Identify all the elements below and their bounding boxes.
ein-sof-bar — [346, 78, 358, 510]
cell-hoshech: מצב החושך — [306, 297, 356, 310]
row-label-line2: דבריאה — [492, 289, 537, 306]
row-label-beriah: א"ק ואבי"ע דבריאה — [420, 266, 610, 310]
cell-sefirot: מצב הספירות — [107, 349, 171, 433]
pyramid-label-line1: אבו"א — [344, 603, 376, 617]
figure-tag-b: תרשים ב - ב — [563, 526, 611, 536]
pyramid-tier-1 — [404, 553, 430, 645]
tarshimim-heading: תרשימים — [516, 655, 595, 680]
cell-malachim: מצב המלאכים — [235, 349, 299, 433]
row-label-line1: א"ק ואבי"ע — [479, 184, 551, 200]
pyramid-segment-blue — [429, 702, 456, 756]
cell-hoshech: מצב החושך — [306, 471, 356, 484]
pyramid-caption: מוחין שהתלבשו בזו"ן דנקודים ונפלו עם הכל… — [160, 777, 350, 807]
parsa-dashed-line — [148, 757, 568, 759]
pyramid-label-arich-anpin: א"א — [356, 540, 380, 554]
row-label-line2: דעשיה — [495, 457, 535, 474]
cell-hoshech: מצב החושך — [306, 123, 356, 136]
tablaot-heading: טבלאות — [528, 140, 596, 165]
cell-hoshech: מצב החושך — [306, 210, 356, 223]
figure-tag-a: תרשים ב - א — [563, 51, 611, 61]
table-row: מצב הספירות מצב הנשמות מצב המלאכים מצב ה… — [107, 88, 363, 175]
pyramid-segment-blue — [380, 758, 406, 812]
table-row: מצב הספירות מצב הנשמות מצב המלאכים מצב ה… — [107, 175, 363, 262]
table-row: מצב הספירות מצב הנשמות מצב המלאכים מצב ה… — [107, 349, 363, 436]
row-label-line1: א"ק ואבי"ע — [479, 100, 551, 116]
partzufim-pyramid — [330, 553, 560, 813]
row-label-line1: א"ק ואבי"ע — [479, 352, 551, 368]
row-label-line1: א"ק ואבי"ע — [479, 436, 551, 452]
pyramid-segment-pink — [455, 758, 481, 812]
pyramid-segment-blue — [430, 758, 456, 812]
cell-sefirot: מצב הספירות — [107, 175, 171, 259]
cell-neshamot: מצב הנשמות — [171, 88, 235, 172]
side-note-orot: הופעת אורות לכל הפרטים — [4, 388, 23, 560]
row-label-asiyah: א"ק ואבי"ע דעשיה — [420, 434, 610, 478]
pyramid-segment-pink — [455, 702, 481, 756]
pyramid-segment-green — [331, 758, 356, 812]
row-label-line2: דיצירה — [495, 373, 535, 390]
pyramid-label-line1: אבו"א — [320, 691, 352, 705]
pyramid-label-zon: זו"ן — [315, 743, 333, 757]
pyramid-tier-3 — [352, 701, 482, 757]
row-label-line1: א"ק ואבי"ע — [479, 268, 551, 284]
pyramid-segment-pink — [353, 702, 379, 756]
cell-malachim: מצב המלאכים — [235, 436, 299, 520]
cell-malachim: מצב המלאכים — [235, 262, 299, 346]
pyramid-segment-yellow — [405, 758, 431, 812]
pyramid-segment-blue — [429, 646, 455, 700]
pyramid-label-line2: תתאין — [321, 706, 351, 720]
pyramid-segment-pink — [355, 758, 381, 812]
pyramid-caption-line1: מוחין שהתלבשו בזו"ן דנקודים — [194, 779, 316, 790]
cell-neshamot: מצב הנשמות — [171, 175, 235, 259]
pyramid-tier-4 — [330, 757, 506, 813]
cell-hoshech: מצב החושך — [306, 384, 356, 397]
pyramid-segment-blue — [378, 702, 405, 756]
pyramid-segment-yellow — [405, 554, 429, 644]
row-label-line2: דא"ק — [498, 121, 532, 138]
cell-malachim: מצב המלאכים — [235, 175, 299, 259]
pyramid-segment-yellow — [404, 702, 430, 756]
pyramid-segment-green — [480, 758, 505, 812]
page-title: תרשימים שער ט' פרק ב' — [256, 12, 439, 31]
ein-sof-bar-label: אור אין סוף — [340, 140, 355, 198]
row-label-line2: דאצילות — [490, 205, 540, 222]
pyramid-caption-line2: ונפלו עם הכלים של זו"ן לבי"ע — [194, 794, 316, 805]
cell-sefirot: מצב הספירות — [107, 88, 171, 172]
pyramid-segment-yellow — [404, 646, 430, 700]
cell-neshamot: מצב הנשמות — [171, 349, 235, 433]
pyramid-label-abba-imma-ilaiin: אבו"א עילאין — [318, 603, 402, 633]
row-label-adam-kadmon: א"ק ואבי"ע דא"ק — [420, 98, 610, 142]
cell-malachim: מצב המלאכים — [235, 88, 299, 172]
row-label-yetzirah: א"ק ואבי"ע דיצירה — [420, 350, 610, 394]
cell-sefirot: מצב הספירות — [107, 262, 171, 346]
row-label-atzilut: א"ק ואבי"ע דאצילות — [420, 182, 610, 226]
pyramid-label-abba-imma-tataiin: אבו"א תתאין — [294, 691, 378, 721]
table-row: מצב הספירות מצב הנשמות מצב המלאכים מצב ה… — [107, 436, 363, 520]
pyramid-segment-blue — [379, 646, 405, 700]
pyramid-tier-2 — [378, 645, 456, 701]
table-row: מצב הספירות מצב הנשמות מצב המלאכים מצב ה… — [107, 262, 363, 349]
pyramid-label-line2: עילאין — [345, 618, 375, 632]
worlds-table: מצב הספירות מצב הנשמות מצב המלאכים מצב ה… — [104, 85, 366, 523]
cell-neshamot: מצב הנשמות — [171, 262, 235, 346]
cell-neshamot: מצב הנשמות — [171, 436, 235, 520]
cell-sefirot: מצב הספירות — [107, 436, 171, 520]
__________
DIRECTIVE: Can you turn the records, from their first line through the line with "pyramid-caption: מוחין שהתלבשו", into a numbered list that leaves out blank lines?

COMPLETE ANSWER:
1. Identify all the elements below and their bounding boxes.
2. ein-sof-bar — [346, 78, 358, 510]
3. cell-hoshech: מצב החושך — [306, 297, 356, 310]
4. row-label-line2: דבריאה — [492, 289, 537, 306]
5. row-label-beriah: א"ק ואבי"ע דבריאה — [420, 266, 610, 310]
6. cell-sefirot: מצב הספירות — [107, 349, 171, 433]
7. pyramid-label-line1: אבו"א — [344, 603, 376, 617]
8. figure-tag-b: תרשים ב - ב — [563, 526, 611, 536]
9. pyramid-tier-1 — [404, 553, 430, 645]
10. tarshimim-heading: תרשימים — [516, 655, 595, 680]
11. cell-malachim: מצב המלאכים — [235, 349, 299, 433]
12. row-label-line1: א"ק ואבי"ע — [479, 184, 551, 200]
13. pyramid-segment-blue — [429, 702, 456, 756]
14. cell-hoshech: מצב החושך — [306, 471, 356, 484]
15. pyramid-caption: מוחין שהתלבשו בזו"ן דנקודים ונפלו עם הכל… — [160, 777, 350, 807]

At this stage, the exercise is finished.